LISTED RECORDS ▸
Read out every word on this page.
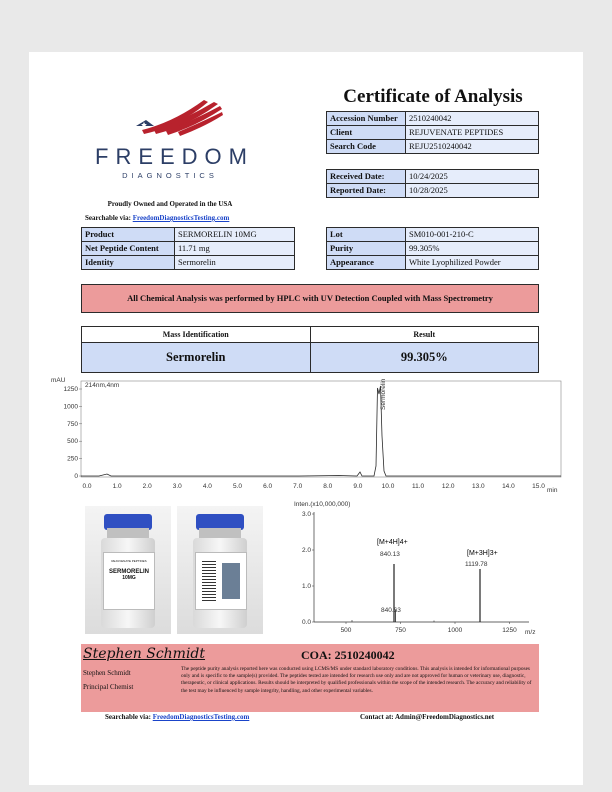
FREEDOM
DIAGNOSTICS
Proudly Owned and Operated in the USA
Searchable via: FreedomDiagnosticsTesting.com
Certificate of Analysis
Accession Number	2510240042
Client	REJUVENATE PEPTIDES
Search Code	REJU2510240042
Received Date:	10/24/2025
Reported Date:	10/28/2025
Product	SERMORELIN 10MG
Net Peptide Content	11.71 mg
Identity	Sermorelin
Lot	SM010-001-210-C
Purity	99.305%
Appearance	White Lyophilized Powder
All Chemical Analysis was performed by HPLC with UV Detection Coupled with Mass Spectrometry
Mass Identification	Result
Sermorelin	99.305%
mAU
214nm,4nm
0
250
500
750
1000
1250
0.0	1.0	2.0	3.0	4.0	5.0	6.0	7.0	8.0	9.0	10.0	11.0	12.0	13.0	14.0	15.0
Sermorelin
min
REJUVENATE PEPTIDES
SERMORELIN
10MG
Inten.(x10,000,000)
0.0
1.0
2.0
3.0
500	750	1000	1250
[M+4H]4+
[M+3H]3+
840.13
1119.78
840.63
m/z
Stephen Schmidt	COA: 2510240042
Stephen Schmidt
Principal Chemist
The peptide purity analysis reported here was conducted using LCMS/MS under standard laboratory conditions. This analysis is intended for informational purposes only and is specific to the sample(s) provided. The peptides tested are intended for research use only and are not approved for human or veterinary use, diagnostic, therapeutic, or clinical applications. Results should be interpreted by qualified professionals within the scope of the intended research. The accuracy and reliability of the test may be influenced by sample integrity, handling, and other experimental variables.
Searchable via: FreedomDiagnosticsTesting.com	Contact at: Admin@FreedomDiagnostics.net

WHAT THE TASK ASKS ▸
Reprint the listing above exactly, without images.

EXERCISE OUTPUT ▸
Read out every word on this page.
FREEDOM
DIAGNOSTICS
Proudly Owned and Operated in the USA
Searchable via: FreedomDiagnosticsTesting.com
Certificate of Analysis
Accession Number	2510240042
Client	REJUVENATE PEPTIDES
Search Code	REJU2510240042
Received Date:	10/24/2025
Reported Date:	10/28/2025
Product	SERMORELIN 10MG
Net Peptide Content	11.71 mg
Identity	Sermorelin
Lot	SM010-001-210-C
Purity	99.305%
Appearance	White Lyophilized Powder
All Chemical Analysis was performed by HPLC with UV Detection Coupled with Mass Spectrometry
Mass Identification	Result
Sermorelin	99.305%
mAU
214nm,4nm
0
250
500
750
1000
1250
0.0	1.0	2.0	3.0	4.0	5.0	6.0	7.0	8.0	9.0	10.0	11.0	12.0	13.0	14.0	15.0
Sermorelin
min
REJUVENATE PEPTIDES
SERMORELIN
10MG
Inten.(x10,000,000)
0.0
1.0
2.0
3.0
500	750	1000	1250
[M+4H]4+
[M+3H]3+
840.13
1119.78
840.63
m/z
Stephen Schmidt	COA: 2510240042
Stephen Schmidt
Principal Chemist
The peptide purity analysis reported here was conducted using LCMS/MS under standard laboratory conditions. This analysis is intended for informational purposes only and is specific to the sample(s) provided. The peptides tested are intended for research use only and are not approved for human or veterinary use, diagnostic, therapeutic, or clinical applications. Results should be interpreted by qualified professionals within the scope of the intended research. The accuracy and reliability of the test may be influenced by sample integrity, handling, and other experimental variables.
Searchable via: FreedomDiagnosticsTesting.com	Contact at: Admin@FreedomDiagnostics.net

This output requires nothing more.